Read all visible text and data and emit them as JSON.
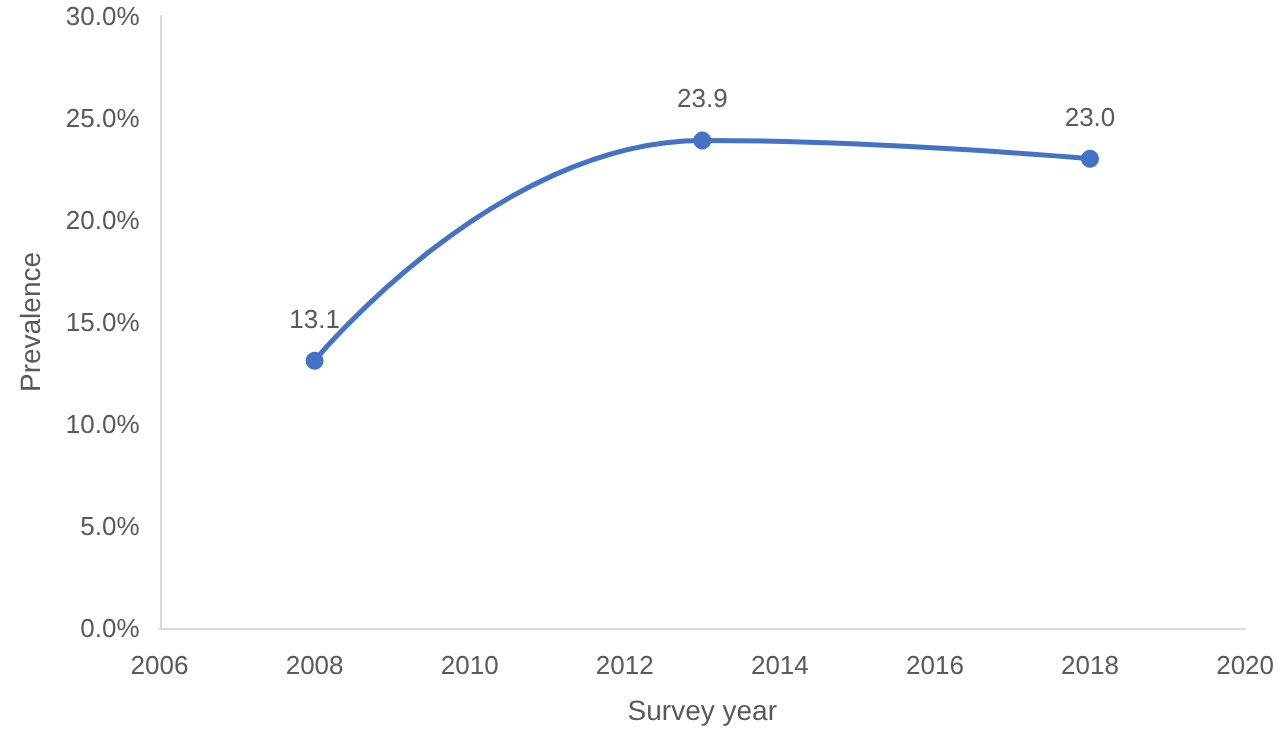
{
  "chart_data": {
    "type": "line",
    "xlabel": "Survey year",
    "ylabel": "Prevalence",
    "x": [
      2008,
      2013,
      2018
    ],
    "series": [
      {
        "color": "#4472c4",
        "values": [
          13.1,
          23.9,
          23.0
        ],
        "value_labels": [
          "13.1",
          "23.9",
          "23.0"
        ]
      }
    ],
    "xlim": [
      2006,
      2020
    ],
    "xticks": [
      2006,
      2008,
      2010,
      2012,
      2014,
      2016,
      2018,
      2020
    ],
    "ylim": [
      0,
      30
    ],
    "yticks": [
      {
        "value": 0,
        "label": "0.0%"
      },
      {
        "value": 5,
        "label": "5.0%"
      },
      {
        "value": 10,
        "label": "10.0%"
      },
      {
        "value": 15,
        "label": "15.0%"
      },
      {
        "value": 20,
        "label": "20.0%"
      },
      {
        "value": 25,
        "label": "25.0%"
      },
      {
        "value": 30,
        "label": "30.0%"
      }
    ],
    "marker": "circle",
    "line_style": "solid",
    "grid": false
  }
}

→ Objective
Write out again every line above exactly as given; the pictures do not belong in the copy.

→ Result
Read all visible text and data and emit them as JSON.
{
  "chart_data": {
    "type": "line",
    "xlabel": "Survey year",
    "ylabel": "Prevalence",
    "x": [
      2008,
      2013,
      2018
    ],
    "series": [
      {
        "color": "#4472c4",
        "values": [
          13.1,
          23.9,
          23.0
        ],
        "value_labels": [
          "13.1",
          "23.9",
          "23.0"
        ]
      }
    ],
    "xlim": [
      2006,
      2020
    ],
    "xticks": [
      2006,
      2008,
      2010,
      2012,
      2014,
      2016,
      2018,
      2020
    ],
    "ylim": [
      0,
      30
    ],
    "yticks": [
      {
        "value": 0,
        "label": "0.0%"
      },
      {
        "value": 5,
        "label": "5.0%"
      },
      {
        "value": 10,
        "label": "10.0%"
      },
      {
        "value": 15,
        "label": "15.0%"
      },
      {
        "value": 20,
        "label": "20.0%"
      },
      {
        "value": 25,
        "label": "25.0%"
      },
      {
        "value": 30,
        "label": "30.0%"
      }
    ],
    "marker": "circle",
    "line_style": "solid",
    "grid": false
  }
}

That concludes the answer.